▶ _Task to complete_: Please return the full listing below without altering anything.

▶ _Extracted information_:
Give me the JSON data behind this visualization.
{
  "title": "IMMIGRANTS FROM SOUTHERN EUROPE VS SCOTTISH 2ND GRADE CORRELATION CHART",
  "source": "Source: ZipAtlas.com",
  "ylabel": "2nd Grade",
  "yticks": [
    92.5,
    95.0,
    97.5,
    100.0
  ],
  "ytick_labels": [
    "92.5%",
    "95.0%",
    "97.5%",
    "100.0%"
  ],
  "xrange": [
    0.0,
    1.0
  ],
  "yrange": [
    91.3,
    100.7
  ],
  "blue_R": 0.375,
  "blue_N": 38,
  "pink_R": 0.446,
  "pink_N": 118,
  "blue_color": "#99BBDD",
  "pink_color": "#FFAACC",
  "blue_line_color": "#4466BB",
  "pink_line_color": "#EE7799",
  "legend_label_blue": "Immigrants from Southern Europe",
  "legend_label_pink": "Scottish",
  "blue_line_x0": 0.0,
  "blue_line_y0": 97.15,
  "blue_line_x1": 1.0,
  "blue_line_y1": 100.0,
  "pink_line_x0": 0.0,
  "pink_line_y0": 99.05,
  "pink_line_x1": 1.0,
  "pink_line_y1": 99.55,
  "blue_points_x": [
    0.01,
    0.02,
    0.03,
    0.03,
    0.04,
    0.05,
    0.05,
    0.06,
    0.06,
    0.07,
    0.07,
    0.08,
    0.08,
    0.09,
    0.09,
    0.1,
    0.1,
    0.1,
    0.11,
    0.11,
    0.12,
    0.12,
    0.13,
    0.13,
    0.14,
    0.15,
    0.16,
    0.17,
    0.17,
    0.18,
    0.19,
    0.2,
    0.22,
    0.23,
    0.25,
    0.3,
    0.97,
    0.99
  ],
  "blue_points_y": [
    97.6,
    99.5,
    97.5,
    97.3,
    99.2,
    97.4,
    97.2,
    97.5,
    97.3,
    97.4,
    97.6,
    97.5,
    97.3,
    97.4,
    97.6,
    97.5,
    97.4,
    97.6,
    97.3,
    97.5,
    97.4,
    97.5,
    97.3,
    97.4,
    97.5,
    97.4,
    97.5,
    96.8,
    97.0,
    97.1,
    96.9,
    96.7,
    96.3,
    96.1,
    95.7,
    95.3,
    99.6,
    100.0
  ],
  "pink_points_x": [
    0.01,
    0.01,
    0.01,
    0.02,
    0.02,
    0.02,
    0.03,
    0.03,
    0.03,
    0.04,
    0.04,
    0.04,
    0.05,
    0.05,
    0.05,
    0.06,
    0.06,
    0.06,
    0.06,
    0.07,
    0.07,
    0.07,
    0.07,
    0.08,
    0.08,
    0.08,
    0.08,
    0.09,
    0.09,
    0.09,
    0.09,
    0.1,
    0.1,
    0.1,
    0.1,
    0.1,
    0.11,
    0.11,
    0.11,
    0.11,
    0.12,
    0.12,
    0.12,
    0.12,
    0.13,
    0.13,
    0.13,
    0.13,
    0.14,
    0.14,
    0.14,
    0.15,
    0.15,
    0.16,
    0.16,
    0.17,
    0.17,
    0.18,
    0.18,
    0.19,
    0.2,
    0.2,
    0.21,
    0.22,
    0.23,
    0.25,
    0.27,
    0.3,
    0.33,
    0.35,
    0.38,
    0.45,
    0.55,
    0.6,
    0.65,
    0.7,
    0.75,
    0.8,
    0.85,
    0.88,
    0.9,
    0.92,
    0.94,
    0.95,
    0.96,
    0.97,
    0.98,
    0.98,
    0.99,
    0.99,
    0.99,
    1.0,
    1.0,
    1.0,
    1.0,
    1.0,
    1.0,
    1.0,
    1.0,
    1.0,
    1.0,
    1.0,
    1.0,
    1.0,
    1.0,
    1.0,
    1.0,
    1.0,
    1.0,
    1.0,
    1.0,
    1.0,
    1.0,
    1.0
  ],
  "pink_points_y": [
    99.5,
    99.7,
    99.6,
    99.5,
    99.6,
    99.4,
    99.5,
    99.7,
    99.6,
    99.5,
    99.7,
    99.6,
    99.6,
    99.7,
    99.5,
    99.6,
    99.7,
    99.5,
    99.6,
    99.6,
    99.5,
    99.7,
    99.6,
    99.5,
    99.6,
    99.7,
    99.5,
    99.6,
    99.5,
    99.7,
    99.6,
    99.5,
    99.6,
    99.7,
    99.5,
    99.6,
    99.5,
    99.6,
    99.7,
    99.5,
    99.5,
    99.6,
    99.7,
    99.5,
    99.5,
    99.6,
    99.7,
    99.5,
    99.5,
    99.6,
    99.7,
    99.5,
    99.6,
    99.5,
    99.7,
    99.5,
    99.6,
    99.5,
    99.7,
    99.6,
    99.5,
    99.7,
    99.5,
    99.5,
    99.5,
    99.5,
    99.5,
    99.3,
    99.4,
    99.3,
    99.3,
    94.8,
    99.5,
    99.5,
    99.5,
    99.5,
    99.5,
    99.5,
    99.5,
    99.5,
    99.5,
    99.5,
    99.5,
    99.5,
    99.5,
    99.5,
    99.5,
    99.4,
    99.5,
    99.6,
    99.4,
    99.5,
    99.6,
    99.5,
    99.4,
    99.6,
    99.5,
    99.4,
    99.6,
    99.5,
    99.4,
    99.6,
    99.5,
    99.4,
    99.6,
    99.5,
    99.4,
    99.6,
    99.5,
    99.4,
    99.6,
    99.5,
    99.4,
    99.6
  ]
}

▶ _Exercise answer_:
Give me the JSON data behind this visualization.
{
  "title": "IMMIGRANTS FROM SOUTHERN EUROPE VS SCOTTISH 2ND GRADE CORRELATION CHART",
  "source": "Source: ZipAtlas.com",
  "ylabel": "2nd Grade",
  "yticks": [
    92.5,
    95.0,
    97.5,
    100.0
  ],
  "ytick_labels": [
    "92.5%",
    "95.0%",
    "97.5%",
    "100.0%"
  ],
  "xrange": [
    0.0,
    1.0
  ],
  "yrange": [
    91.3,
    100.7
  ],
  "blue_R": 0.375,
  "blue_N": 38,
  "pink_R": 0.446,
  "pink_N": 118,
  "blue_color": "#99BBDD",
  "pink_color": "#FFAACC",
  "blue_line_color": "#4466BB",
  "pink_line_color": "#EE7799",
  "legend_label_blue": "Immigrants from Southern Europe",
  "legend_label_pink": "Scottish",
  "blue_line_x0": 0.0,
  "blue_line_y0": 97.15,
  "blue_line_x1": 1.0,
  "blue_line_y1": 100.0,
  "pink_line_x0": 0.0,
  "pink_line_y0": 99.05,
  "pink_line_x1": 1.0,
  "pink_line_y1": 99.55,
  "blue_points_x": [
    0.01,
    0.02,
    0.03,
    0.03,
    0.04,
    0.05,
    0.05,
    0.06,
    0.06,
    0.07,
    0.07,
    0.08,
    0.08,
    0.09,
    0.09,
    0.1,
    0.1,
    0.1,
    0.11,
    0.11,
    0.12,
    0.12,
    0.13,
    0.13,
    0.14,
    0.15,
    0.16,
    0.17,
    0.17,
    0.18,
    0.19,
    0.2,
    0.22,
    0.23,
    0.25,
    0.3,
    0.97,
    0.99
  ],
  "blue_points_y": [
    97.6,
    99.5,
    97.5,
    97.3,
    99.2,
    97.4,
    97.2,
    97.5,
    97.3,
    97.4,
    97.6,
    97.5,
    97.3,
    97.4,
    97.6,
    97.5,
    97.4,
    97.6,
    97.3,
    97.5,
    97.4,
    97.5,
    97.3,
    97.4,
    97.5,
    97.4,
    97.5,
    96.8,
    97.0,
    97.1,
    96.9,
    96.7,
    96.3,
    96.1,
    95.7,
    95.3,
    99.6,
    100.0
  ],
  "pink_points_x": [
    0.01,
    0.01,
    0.01,
    0.02,
    0.02,
    0.02,
    0.03,
    0.03,
    0.03,
    0.04,
    0.04,
    0.04,
    0.05,
    0.05,
    0.05,
    0.06,
    0.06,
    0.06,
    0.06,
    0.07,
    0.07,
    0.07,
    0.07,
    0.08,
    0.08,
    0.08,
    0.08,
    0.09,
    0.09,
    0.09,
    0.09,
    0.1,
    0.1,
    0.1,
    0.1,
    0.1,
    0.11,
    0.11,
    0.11,
    0.11,
    0.12,
    0.12,
    0.12,
    0.12,
    0.13,
    0.13,
    0.13,
    0.13,
    0.14,
    0.14,
    0.14,
    0.15,
    0.15,
    0.16,
    0.16,
    0.17,
    0.17,
    0.18,
    0.18,
    0.19,
    0.2,
    0.2,
    0.21,
    0.22,
    0.23,
    0.25,
    0.27,
    0.3,
    0.33,
    0.35,
    0.38,
    0.45,
    0.55,
    0.6,
    0.65,
    0.7,
    0.75,
    0.8,
    0.85,
    0.88,
    0.9,
    0.92,
    0.94,
    0.95,
    0.96,
    0.97,
    0.98,
    0.98,
    0.99,
    0.99,
    0.99,
    1.0,
    1.0,
    1.0,
    1.0,
    1.0,
    1.0,
    1.0,
    1.0,
    1.0,
    1.0,
    1.0,
    1.0,
    1.0,
    1.0,
    1.0,
    1.0,
    1.0,
    1.0,
    1.0,
    1.0,
    1.0,
    1.0,
    1.0
  ],
  "pink_points_y": [
    99.5,
    99.7,
    99.6,
    99.5,
    99.6,
    99.4,
    99.5,
    99.7,
    99.6,
    99.5,
    99.7,
    99.6,
    99.6,
    99.7,
    99.5,
    99.6,
    99.7,
    99.5,
    99.6,
    99.6,
    99.5,
    99.7,
    99.6,
    99.5,
    99.6,
    99.7,
    99.5,
    99.6,
    99.5,
    99.7,
    99.6,
    99.5,
    99.6,
    99.7,
    99.5,
    99.6,
    99.5,
    99.6,
    99.7,
    99.5,
    99.5,
    99.6,
    99.7,
    99.5,
    99.5,
    99.6,
    99.7,
    99.5,
    99.5,
    99.6,
    99.7,
    99.5,
    99.6,
    99.5,
    99.7,
    99.5,
    99.6,
    99.5,
    99.7,
    99.6,
    99.5,
    99.7,
    99.5,
    99.5,
    99.5,
    99.5,
    99.5,
    99.3,
    99.4,
    99.3,
    99.3,
    94.8,
    99.5,
    99.5,
    99.5,
    99.5,
    99.5,
    99.5,
    99.5,
    99.5,
    99.5,
    99.5,
    99.5,
    99.5,
    99.5,
    99.5,
    99.5,
    99.4,
    99.5,
    99.6,
    99.4,
    99.5,
    99.6,
    99.5,
    99.4,
    99.6,
    99.5,
    99.4,
    99.6,
    99.5,
    99.4,
    99.6,
    99.5,
    99.4,
    99.6,
    99.5,
    99.4,
    99.6,
    99.5,
    99.4,
    99.6,
    99.5,
    99.4,
    99.6
  ]
}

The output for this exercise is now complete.